_Problem requirements_. Leaving out the pictures, please retype each record exactly.

□ □ □ □ □ □ □

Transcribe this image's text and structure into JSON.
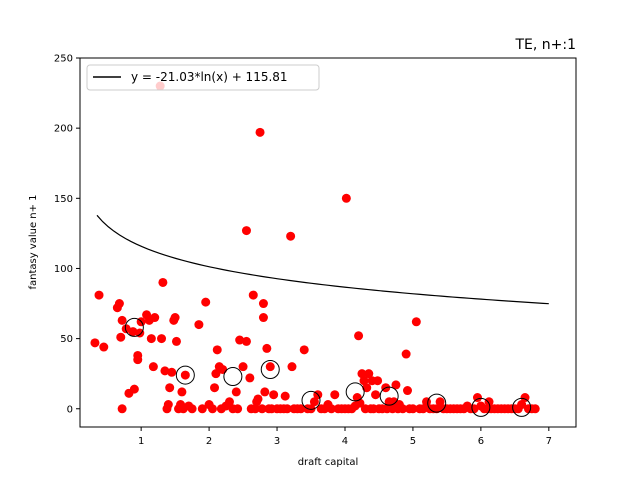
{
  "chart_data": {
    "type": "scatter",
    "title": "TE, n+:1",
    "xlabel": "draft capital",
    "ylabel": "fantasy value n+ 1",
    "xlim": [
      0.1,
      7.4
    ],
    "ylim": [
      -13,
      250
    ],
    "x_ticks": [
      1,
      2,
      3,
      4,
      5,
      6,
      7
    ],
    "y_ticks": [
      0,
      50,
      100,
      150,
      200,
      250
    ],
    "grid": false,
    "legend_position": "top-left",
    "colors": {
      "points": "#ff0000",
      "fit_line": "#000000",
      "bin_markers": "#000000",
      "background": "#ffffff"
    },
    "fit": {
      "label": "y = -21.03*ln(x) + 115.81",
      "a": -21.03,
      "b": 115.81,
      "x_start": 0.35,
      "x_end": 7.0
    },
    "series": [
      {
        "values": [
          [
            0.32,
            47
          ],
          [
            0.38,
            81
          ],
          [
            0.45,
            44
          ],
          [
            0.65,
            72
          ],
          [
            0.68,
            75
          ],
          [
            0.7,
            51
          ],
          [
            0.72,
            63
          ],
          [
            0.72,
            0
          ],
          [
            0.78,
            57
          ],
          [
            0.82,
            11
          ],
          [
            0.88,
            55
          ],
          [
            0.9,
            14
          ],
          [
            0.95,
            35
          ],
          [
            0.95,
            38
          ],
          [
            0.98,
            54
          ],
          [
            1.0,
            62
          ],
          [
            1.08,
            67
          ],
          [
            1.12,
            63
          ],
          [
            1.15,
            50
          ],
          [
            1.18,
            30
          ],
          [
            1.2,
            65
          ],
          [
            1.28,
            230
          ],
          [
            1.3,
            50
          ],
          [
            1.32,
            90
          ],
          [
            1.35,
            27
          ],
          [
            1.38,
            0
          ],
          [
            1.4,
            3
          ],
          [
            1.42,
            15
          ],
          [
            1.45,
            26
          ],
          [
            1.48,
            63
          ],
          [
            1.5,
            65
          ],
          [
            1.52,
            48
          ],
          [
            1.55,
            0
          ],
          [
            1.58,
            3
          ],
          [
            1.6,
            12
          ],
          [
            1.62,
            0
          ],
          [
            1.65,
            24
          ],
          [
            1.7,
            2
          ],
          [
            1.75,
            0
          ],
          [
            1.85,
            60
          ],
          [
            1.9,
            0
          ],
          [
            1.95,
            76
          ],
          [
            2.0,
            3
          ],
          [
            2.05,
            0
          ],
          [
            2.08,
            15
          ],
          [
            2.1,
            25
          ],
          [
            2.12,
            42
          ],
          [
            2.15,
            30
          ],
          [
            2.18,
            0
          ],
          [
            2.2,
            28
          ],
          [
            2.25,
            2
          ],
          [
            2.3,
            5
          ],
          [
            2.35,
            0
          ],
          [
            2.4,
            12
          ],
          [
            2.42,
            0
          ],
          [
            2.45,
            49
          ],
          [
            2.5,
            30
          ],
          [
            2.55,
            48
          ],
          [
            2.55,
            127
          ],
          [
            2.6,
            22
          ],
          [
            2.62,
            0
          ],
          [
            2.65,
            81
          ],
          [
            2.68,
            0
          ],
          [
            2.7,
            5
          ],
          [
            2.72,
            7
          ],
          [
            2.75,
            197
          ],
          [
            2.78,
            0
          ],
          [
            2.8,
            75
          ],
          [
            2.8,
            65
          ],
          [
            2.82,
            12
          ],
          [
            2.85,
            43
          ],
          [
            2.88,
            0
          ],
          [
            2.9,
            30
          ],
          [
            2.92,
            0
          ],
          [
            2.95,
            10
          ],
          [
            3.0,
            0
          ],
          [
            3.05,
            0
          ],
          [
            3.1,
            0
          ],
          [
            3.12,
            9
          ],
          [
            3.15,
            0
          ],
          [
            3.2,
            123
          ],
          [
            3.22,
            30
          ],
          [
            3.25,
            0
          ],
          [
            3.3,
            0
          ],
          [
            3.35,
            0
          ],
          [
            3.4,
            42
          ],
          [
            3.45,
            0
          ],
          [
            3.5,
            0
          ],
          [
            3.55,
            5
          ],
          [
            3.6,
            10
          ],
          [
            3.65,
            0
          ],
          [
            3.7,
            0
          ],
          [
            3.75,
            3
          ],
          [
            3.8,
            0
          ],
          [
            3.85,
            10
          ],
          [
            3.9,
            0
          ],
          [
            3.95,
            0
          ],
          [
            4.0,
            0
          ],
          [
            4.02,
            150
          ],
          [
            4.05,
            0
          ],
          [
            4.1,
            0
          ],
          [
            4.15,
            2
          ],
          [
            4.18,
            8
          ],
          [
            4.2,
            52
          ],
          [
            4.22,
            4
          ],
          [
            4.25,
            25
          ],
          [
            4.28,
            20
          ],
          [
            4.3,
            0
          ],
          [
            4.32,
            15
          ],
          [
            4.35,
            25
          ],
          [
            4.38,
            0
          ],
          [
            4.4,
            20
          ],
          [
            4.42,
            0
          ],
          [
            4.45,
            10
          ],
          [
            4.48,
            20
          ],
          [
            4.5,
            0
          ],
          [
            4.55,
            0
          ],
          [
            4.6,
            15
          ],
          [
            4.62,
            0
          ],
          [
            4.65,
            5
          ],
          [
            4.7,
            0
          ],
          [
            4.72,
            5
          ],
          [
            4.75,
            17
          ],
          [
            4.78,
            0
          ],
          [
            4.8,
            3
          ],
          [
            4.85,
            0
          ],
          [
            4.9,
            39
          ],
          [
            4.92,
            13
          ],
          [
            4.95,
            0
          ],
          [
            5.0,
            0
          ],
          [
            5.05,
            62
          ],
          [
            5.1,
            0
          ],
          [
            5.15,
            0
          ],
          [
            5.2,
            5
          ],
          [
            5.25,
            0
          ],
          [
            5.3,
            0
          ],
          [
            5.35,
            0
          ],
          [
            5.4,
            5
          ],
          [
            5.45,
            0
          ],
          [
            5.5,
            0
          ],
          [
            5.55,
            0
          ],
          [
            5.6,
            0
          ],
          [
            5.65,
            0
          ],
          [
            5.7,
            0
          ],
          [
            5.75,
            0
          ],
          [
            5.8,
            2
          ],
          [
            5.85,
            0
          ],
          [
            5.9,
            0
          ],
          [
            5.95,
            8
          ],
          [
            6.0,
            2
          ],
          [
            6.05,
            0
          ],
          [
            6.1,
            0
          ],
          [
            6.12,
            5
          ],
          [
            6.15,
            0
          ],
          [
            6.2,
            0
          ],
          [
            6.25,
            0
          ],
          [
            6.3,
            0
          ],
          [
            6.35,
            0
          ],
          [
            6.4,
            0
          ],
          [
            6.45,
            0
          ],
          [
            6.5,
            0
          ],
          [
            6.55,
            0
          ],
          [
            6.6,
            3
          ],
          [
            6.65,
            8
          ],
          [
            6.7,
            0
          ],
          [
            6.75,
            0
          ],
          [
            6.8,
            0
          ]
        ]
      }
    ],
    "bin_means": [
      [
        0.9,
        58
      ],
      [
        1.65,
        24
      ],
      [
        2.35,
        23
      ],
      [
        2.9,
        28
      ],
      [
        3.5,
        6
      ],
      [
        4.15,
        12
      ],
      [
        4.65,
        9
      ],
      [
        5.35,
        4
      ],
      [
        6.0,
        1
      ],
      [
        6.6,
        1
      ]
    ]
  }
}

□ □ □ □ □ □ □

_Finished exercise_.
Transcribe this image's text and structure into JSON.
{
  "chart_data": {
    "type": "scatter",
    "title": "TE, n+:1",
    "xlabel": "draft capital",
    "ylabel": "fantasy value n+ 1",
    "xlim": [
      0.1,
      7.4
    ],
    "ylim": [
      -13,
      250
    ],
    "x_ticks": [
      1,
      2,
      3,
      4,
      5,
      6,
      7
    ],
    "y_ticks": [
      0,
      50,
      100,
      150,
      200,
      250
    ],
    "grid": false,
    "legend_position": "top-left",
    "colors": {
      "points": "#ff0000",
      "fit_line": "#000000",
      "bin_markers": "#000000",
      "background": "#ffffff"
    },
    "fit": {
      "label": "y = -21.03*ln(x) + 115.81",
      "a": -21.03,
      "b": 115.81,
      "x_start": 0.35,
      "x_end": 7.0
    },
    "series": [
      {
        "values": [
          [
            0.32,
            47
          ],
          [
            0.38,
            81
          ],
          [
            0.45,
            44
          ],
          [
            0.65,
            72
          ],
          [
            0.68,
            75
          ],
          [
            0.7,
            51
          ],
          [
            0.72,
            63
          ],
          [
            0.72,
            0
          ],
          [
            0.78,
            57
          ],
          [
            0.82,
            11
          ],
          [
            0.88,
            55
          ],
          [
            0.9,
            14
          ],
          [
            0.95,
            35
          ],
          [
            0.95,
            38
          ],
          [
            0.98,
            54
          ],
          [
            1.0,
            62
          ],
          [
            1.08,
            67
          ],
          [
            1.12,
            63
          ],
          [
            1.15,
            50
          ],
          [
            1.18,
            30
          ],
          [
            1.2,
            65
          ],
          [
            1.28,
            230
          ],
          [
            1.3,
            50
          ],
          [
            1.32,
            90
          ],
          [
            1.35,
            27
          ],
          [
            1.38,
            0
          ],
          [
            1.4,
            3
          ],
          [
            1.42,
            15
          ],
          [
            1.45,
            26
          ],
          [
            1.48,
            63
          ],
          [
            1.5,
            65
          ],
          [
            1.52,
            48
          ],
          [
            1.55,
            0
          ],
          [
            1.58,
            3
          ],
          [
            1.6,
            12
          ],
          [
            1.62,
            0
          ],
          [
            1.65,
            24
          ],
          [
            1.7,
            2
          ],
          [
            1.75,
            0
          ],
          [
            1.85,
            60
          ],
          [
            1.9,
            0
          ],
          [
            1.95,
            76
          ],
          [
            2.0,
            3
          ],
          [
            2.05,
            0
          ],
          [
            2.08,
            15
          ],
          [
            2.1,
            25
          ],
          [
            2.12,
            42
          ],
          [
            2.15,
            30
          ],
          [
            2.18,
            0
          ],
          [
            2.2,
            28
          ],
          [
            2.25,
            2
          ],
          [
            2.3,
            5
          ],
          [
            2.35,
            0
          ],
          [
            2.4,
            12
          ],
          [
            2.42,
            0
          ],
          [
            2.45,
            49
          ],
          [
            2.5,
            30
          ],
          [
            2.55,
            48
          ],
          [
            2.55,
            127
          ],
          [
            2.6,
            22
          ],
          [
            2.62,
            0
          ],
          [
            2.65,
            81
          ],
          [
            2.68,
            0
          ],
          [
            2.7,
            5
          ],
          [
            2.72,
            7
          ],
          [
            2.75,
            197
          ],
          [
            2.78,
            0
          ],
          [
            2.8,
            75
          ],
          [
            2.8,
            65
          ],
          [
            2.82,
            12
          ],
          [
            2.85,
            43
          ],
          [
            2.88,
            0
          ],
          [
            2.9,
            30
          ],
          [
            2.92,
            0
          ],
          [
            2.95,
            10
          ],
          [
            3.0,
            0
          ],
          [
            3.05,
            0
          ],
          [
            3.1,
            0
          ],
          [
            3.12,
            9
          ],
          [
            3.15,
            0
          ],
          [
            3.2,
            123
          ],
          [
            3.22,
            30
          ],
          [
            3.25,
            0
          ],
          [
            3.3,
            0
          ],
          [
            3.35,
            0
          ],
          [
            3.4,
            42
          ],
          [
            3.45,
            0
          ],
          [
            3.5,
            0
          ],
          [
            3.55,
            5
          ],
          [
            3.6,
            10
          ],
          [
            3.65,
            0
          ],
          [
            3.7,
            0
          ],
          [
            3.75,
            3
          ],
          [
            3.8,
            0
          ],
          [
            3.85,
            10
          ],
          [
            3.9,
            0
          ],
          [
            3.95,
            0
          ],
          [
            4.0,
            0
          ],
          [
            4.02,
            150
          ],
          [
            4.05,
            0
          ],
          [
            4.1,
            0
          ],
          [
            4.15,
            2
          ],
          [
            4.18,
            8
          ],
          [
            4.2,
            52
          ],
          [
            4.22,
            4
          ],
          [
            4.25,
            25
          ],
          [
            4.28,
            20
          ],
          [
            4.3,
            0
          ],
          [
            4.32,
            15
          ],
          [
            4.35,
            25
          ],
          [
            4.38,
            0
          ],
          [
            4.4,
            20
          ],
          [
            4.42,
            0
          ],
          [
            4.45,
            10
          ],
          [
            4.48,
            20
          ],
          [
            4.5,
            0
          ],
          [
            4.55,
            0
          ],
          [
            4.6,
            15
          ],
          [
            4.62,
            0
          ],
          [
            4.65,
            5
          ],
          [
            4.7,
            0
          ],
          [
            4.72,
            5
          ],
          [
            4.75,
            17
          ],
          [
            4.78,
            0
          ],
          [
            4.8,
            3
          ],
          [
            4.85,
            0
          ],
          [
            4.9,
            39
          ],
          [
            4.92,
            13
          ],
          [
            4.95,
            0
          ],
          [
            5.0,
            0
          ],
          [
            5.05,
            62
          ],
          [
            5.1,
            0
          ],
          [
            5.15,
            0
          ],
          [
            5.2,
            5
          ],
          [
            5.25,
            0
          ],
          [
            5.3,
            0
          ],
          [
            5.35,
            0
          ],
          [
            5.4,
            5
          ],
          [
            5.45,
            0
          ],
          [
            5.5,
            0
          ],
          [
            5.55,
            0
          ],
          [
            5.6,
            0
          ],
          [
            5.65,
            0
          ],
          [
            5.7,
            0
          ],
          [
            5.75,
            0
          ],
          [
            5.8,
            2
          ],
          [
            5.85,
            0
          ],
          [
            5.9,
            0
          ],
          [
            5.95,
            8
          ],
          [
            6.0,
            2
          ],
          [
            6.05,
            0
          ],
          [
            6.1,
            0
          ],
          [
            6.12,
            5
          ],
          [
            6.15,
            0
          ],
          [
            6.2,
            0
          ],
          [
            6.25,
            0
          ],
          [
            6.3,
            0
          ],
          [
            6.35,
            0
          ],
          [
            6.4,
            0
          ],
          [
            6.45,
            0
          ],
          [
            6.5,
            0
          ],
          [
            6.55,
            0
          ],
          [
            6.6,
            3
          ],
          [
            6.65,
            8
          ],
          [
            6.7,
            0
          ],
          [
            6.75,
            0
          ],
          [
            6.8,
            0
          ]
        ]
      }
    ],
    "bin_means": [
      [
        0.9,
        58
      ],
      [
        1.65,
        24
      ],
      [
        2.35,
        23
      ],
      [
        2.9,
        28
      ],
      [
        3.5,
        6
      ],
      [
        4.15,
        12
      ],
      [
        4.65,
        9
      ],
      [
        5.35,
        4
      ],
      [
        6.0,
        1
      ],
      [
        6.6,
        1
      ]
    ]
  }
}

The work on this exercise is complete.